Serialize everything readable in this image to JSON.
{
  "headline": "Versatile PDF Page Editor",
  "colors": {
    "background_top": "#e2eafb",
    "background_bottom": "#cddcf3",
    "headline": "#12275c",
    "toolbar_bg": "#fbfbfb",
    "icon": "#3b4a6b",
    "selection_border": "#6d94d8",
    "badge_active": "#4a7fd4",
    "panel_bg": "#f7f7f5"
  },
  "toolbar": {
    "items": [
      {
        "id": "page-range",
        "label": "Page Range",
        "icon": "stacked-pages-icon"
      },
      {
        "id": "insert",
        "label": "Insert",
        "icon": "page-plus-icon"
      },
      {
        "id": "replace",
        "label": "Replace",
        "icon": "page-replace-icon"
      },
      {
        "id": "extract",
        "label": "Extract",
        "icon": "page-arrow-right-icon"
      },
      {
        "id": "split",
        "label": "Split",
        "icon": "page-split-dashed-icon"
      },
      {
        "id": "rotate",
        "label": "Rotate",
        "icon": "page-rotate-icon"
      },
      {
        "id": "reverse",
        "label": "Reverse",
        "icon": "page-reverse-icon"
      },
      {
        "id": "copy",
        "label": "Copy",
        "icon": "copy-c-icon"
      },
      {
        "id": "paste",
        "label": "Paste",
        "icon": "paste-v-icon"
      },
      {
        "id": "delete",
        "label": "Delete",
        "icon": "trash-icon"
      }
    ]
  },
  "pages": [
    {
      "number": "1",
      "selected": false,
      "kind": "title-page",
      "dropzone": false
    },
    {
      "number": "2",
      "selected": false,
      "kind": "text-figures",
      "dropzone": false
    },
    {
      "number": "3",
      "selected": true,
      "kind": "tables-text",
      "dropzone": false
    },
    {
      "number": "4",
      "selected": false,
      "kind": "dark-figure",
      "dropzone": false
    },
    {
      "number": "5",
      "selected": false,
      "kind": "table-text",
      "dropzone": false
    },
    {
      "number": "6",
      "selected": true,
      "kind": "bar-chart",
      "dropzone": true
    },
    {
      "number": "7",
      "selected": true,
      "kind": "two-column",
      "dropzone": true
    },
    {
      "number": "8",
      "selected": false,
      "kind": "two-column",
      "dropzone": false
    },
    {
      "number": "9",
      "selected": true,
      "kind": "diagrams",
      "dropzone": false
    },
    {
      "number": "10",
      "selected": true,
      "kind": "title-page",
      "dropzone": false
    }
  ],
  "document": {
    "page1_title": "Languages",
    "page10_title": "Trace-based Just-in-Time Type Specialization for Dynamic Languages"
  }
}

——

# EXERCISE:
The entries above must be returned exactly.

# RESULT:
Serialize everything readable in this image to JSON.
{
  "headline": "Versatile PDF Page Editor",
  "colors": {
    "background_top": "#e2eafb",
    "background_bottom": "#cddcf3",
    "headline": "#12275c",
    "toolbar_bg": "#fbfbfb",
    "icon": "#3b4a6b",
    "selection_border": "#6d94d8",
    "badge_active": "#4a7fd4",
    "panel_bg": "#f7f7f5"
  },
  "toolbar": {
    "items": [
      {
        "id": "page-range",
        "label": "Page Range",
        "icon": "stacked-pages-icon"
      },
      {
        "id": "insert",
        "label": "Insert",
        "icon": "page-plus-icon"
      },
      {
        "id": "replace",
        "label": "Replace",
        "icon": "page-replace-icon"
      },
      {
        "id": "extract",
        "label": "Extract",
        "icon": "page-arrow-right-icon"
      },
      {
        "id": "split",
        "label": "Split",
        "icon": "page-split-dashed-icon"
      },
      {
        "id": "rotate",
        "label": "Rotate",
        "icon": "page-rotate-icon"
      },
      {
        "id": "reverse",
        "label": "Reverse",
        "icon": "page-reverse-icon"
      },
      {
        "id": "copy",
        "label": "Copy",
        "icon": "copy-c-icon"
      },
      {
        "id": "paste",
        "label": "Paste",
        "icon": "paste-v-icon"
      },
      {
        "id": "delete",
        "label": "Delete",
        "icon": "trash-icon"
      }
    ]
  },
  "pages": [
    {
      "number": "1",
      "selected": false,
      "kind": "title-page",
      "dropzone": false
    },
    {
      "number": "2",
      "selected": false,
      "kind": "text-figures",
      "dropzone": false
    },
    {
      "number": "3",
      "selected": true,
      "kind": "tables-text",
      "dropzone": false
    },
    {
      "number": "4",
      "selected": false,
      "kind": "dark-figure",
      "dropzone": false
    },
    {
      "number": "5",
      "selected": false,
      "kind": "table-text",
      "dropzone": false
    },
    {
      "number": "6",
      "selected": true,
      "kind": "bar-chart",
      "dropzone": true
    },
    {
      "number": "7",
      "selected": true,
      "kind": "two-column",
      "dropzone": true
    },
    {
      "number": "8",
      "selected": false,
      "kind": "two-column",
      "dropzone": false
    },
    {
      "number": "9",
      "selected": true,
      "kind": "diagrams",
      "dropzone": false
    },
    {
      "number": "10",
      "selected": true,
      "kind": "title-page",
      "dropzone": false
    }
  ],
  "document": {
    "page1_title": "Languages",
    "page10_title": "Trace-based Just-in-Time Type Specialization for Dynamic Languages"
  }
}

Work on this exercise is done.